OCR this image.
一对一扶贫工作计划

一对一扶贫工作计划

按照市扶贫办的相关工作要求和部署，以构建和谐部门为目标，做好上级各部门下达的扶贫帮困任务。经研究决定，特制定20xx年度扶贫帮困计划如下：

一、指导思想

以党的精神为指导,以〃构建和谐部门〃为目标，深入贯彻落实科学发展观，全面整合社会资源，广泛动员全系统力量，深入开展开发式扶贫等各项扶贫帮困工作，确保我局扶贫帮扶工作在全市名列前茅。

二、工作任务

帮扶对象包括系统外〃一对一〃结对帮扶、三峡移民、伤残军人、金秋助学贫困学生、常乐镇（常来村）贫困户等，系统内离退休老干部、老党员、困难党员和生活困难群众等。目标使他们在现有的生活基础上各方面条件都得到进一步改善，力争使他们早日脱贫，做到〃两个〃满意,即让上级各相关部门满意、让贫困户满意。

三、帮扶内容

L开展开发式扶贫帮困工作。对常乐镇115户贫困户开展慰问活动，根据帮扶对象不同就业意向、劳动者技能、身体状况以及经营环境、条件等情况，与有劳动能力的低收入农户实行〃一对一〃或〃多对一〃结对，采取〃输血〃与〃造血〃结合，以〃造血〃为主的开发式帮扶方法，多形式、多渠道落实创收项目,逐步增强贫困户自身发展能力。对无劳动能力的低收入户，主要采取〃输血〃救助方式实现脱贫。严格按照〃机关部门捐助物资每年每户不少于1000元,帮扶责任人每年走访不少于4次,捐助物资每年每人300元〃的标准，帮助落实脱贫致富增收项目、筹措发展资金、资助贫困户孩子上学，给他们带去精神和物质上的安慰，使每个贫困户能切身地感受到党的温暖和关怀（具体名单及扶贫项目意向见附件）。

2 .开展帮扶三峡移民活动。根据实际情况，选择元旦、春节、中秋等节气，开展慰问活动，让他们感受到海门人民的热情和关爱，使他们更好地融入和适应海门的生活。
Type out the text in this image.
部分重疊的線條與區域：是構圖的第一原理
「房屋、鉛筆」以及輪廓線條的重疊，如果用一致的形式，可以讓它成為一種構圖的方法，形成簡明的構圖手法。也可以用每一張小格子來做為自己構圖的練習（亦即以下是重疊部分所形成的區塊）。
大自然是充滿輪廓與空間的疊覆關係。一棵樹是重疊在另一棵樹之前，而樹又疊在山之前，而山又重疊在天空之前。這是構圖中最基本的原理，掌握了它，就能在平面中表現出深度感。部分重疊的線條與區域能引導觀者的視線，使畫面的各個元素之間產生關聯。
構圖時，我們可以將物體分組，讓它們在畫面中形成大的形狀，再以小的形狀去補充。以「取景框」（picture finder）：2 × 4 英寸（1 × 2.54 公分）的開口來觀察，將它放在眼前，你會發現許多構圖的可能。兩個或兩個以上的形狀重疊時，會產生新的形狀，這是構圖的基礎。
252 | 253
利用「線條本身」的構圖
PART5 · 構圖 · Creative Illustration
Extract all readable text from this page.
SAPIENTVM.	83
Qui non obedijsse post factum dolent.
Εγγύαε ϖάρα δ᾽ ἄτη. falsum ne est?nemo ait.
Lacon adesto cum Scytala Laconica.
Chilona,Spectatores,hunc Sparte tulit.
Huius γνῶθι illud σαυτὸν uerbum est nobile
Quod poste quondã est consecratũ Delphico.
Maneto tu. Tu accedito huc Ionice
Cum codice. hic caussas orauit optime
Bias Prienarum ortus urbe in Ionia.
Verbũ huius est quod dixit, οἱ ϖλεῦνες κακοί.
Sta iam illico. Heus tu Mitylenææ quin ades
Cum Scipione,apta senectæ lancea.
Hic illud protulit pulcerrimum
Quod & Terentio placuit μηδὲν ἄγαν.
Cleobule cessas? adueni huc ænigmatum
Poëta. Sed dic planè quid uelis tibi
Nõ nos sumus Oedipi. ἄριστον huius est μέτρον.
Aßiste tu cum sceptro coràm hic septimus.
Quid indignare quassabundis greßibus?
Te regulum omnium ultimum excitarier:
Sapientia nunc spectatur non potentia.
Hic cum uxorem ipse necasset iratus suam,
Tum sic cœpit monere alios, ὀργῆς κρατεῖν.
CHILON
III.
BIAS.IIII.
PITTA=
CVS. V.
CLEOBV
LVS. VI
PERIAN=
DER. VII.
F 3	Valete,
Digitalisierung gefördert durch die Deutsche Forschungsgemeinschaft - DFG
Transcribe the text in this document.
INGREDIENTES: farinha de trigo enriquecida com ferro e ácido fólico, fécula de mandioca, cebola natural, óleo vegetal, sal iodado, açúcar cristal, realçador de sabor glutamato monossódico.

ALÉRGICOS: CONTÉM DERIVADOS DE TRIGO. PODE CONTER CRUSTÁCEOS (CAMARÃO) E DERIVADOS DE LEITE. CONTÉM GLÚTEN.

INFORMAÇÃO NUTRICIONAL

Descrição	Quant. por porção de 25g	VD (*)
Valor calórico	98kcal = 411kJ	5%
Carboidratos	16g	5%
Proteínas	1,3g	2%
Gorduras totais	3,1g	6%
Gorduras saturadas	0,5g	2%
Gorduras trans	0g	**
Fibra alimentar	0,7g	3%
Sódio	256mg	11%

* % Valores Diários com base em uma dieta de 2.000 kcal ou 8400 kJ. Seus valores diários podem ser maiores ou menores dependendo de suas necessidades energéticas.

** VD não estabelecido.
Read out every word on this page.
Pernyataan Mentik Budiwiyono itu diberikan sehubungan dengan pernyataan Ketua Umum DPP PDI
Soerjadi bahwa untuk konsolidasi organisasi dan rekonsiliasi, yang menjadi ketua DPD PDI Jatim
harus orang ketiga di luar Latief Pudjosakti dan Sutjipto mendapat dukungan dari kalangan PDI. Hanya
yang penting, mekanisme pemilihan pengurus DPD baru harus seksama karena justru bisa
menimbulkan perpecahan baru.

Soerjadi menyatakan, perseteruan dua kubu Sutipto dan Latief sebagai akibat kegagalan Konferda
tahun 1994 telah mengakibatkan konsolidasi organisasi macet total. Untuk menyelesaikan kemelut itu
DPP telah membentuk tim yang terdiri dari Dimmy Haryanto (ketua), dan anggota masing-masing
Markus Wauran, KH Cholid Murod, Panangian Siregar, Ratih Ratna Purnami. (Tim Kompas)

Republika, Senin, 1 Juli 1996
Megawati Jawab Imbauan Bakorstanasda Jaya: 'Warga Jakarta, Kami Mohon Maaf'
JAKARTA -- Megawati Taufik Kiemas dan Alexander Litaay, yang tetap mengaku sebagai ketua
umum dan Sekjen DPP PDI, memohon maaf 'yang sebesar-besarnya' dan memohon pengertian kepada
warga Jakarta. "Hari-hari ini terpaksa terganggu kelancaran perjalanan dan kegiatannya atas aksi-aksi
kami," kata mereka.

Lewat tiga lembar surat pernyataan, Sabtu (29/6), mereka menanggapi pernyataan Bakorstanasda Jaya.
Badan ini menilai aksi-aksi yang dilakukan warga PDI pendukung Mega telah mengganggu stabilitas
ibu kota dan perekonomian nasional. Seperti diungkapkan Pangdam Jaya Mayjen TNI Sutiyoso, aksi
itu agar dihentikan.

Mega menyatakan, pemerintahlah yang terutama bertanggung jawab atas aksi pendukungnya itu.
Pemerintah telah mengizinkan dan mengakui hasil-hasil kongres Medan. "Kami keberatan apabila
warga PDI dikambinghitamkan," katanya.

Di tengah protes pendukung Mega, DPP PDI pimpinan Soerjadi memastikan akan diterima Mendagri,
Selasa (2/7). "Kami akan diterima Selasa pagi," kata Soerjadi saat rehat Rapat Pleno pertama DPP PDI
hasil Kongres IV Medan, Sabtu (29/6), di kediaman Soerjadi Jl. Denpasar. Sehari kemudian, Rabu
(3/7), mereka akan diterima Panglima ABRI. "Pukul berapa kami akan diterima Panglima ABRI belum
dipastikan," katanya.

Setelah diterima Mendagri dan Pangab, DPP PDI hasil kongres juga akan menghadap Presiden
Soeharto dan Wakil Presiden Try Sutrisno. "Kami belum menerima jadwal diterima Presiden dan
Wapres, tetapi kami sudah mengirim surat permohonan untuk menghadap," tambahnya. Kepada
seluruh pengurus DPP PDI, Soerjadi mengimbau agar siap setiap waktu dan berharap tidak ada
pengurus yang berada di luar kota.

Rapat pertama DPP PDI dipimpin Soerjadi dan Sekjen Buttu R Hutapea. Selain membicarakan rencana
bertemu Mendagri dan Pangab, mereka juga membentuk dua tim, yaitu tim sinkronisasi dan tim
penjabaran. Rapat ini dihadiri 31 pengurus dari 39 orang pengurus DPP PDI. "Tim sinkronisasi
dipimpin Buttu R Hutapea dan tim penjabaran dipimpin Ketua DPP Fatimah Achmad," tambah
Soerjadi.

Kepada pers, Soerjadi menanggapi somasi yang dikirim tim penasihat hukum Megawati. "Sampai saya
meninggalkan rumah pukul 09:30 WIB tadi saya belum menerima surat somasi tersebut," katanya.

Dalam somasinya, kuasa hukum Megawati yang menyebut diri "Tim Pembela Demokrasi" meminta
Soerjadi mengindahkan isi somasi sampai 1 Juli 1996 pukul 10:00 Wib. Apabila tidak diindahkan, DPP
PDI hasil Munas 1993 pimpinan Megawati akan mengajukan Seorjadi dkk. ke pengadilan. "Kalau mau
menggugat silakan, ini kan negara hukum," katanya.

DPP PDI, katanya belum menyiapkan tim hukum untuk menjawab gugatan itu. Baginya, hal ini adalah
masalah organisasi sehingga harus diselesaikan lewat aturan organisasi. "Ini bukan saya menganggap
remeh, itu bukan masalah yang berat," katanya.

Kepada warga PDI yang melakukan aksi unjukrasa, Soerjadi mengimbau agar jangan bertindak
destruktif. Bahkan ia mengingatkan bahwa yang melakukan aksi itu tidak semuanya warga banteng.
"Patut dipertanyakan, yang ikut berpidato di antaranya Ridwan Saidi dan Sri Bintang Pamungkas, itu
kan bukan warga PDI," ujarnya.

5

• YOUR OBJECTIVE:
Using the listing above, list every line in which the string "mengimbau" occurs.

• IN RESPONSE:
seluruh pengurus DPP PDI, Soerjadi mengimbau agar siap setiap waktu dan berharap tidak ada
Kepada warga PDI yang melakukan aksi unjukrasa, Soerjadi mengimbau agar jangan bertindak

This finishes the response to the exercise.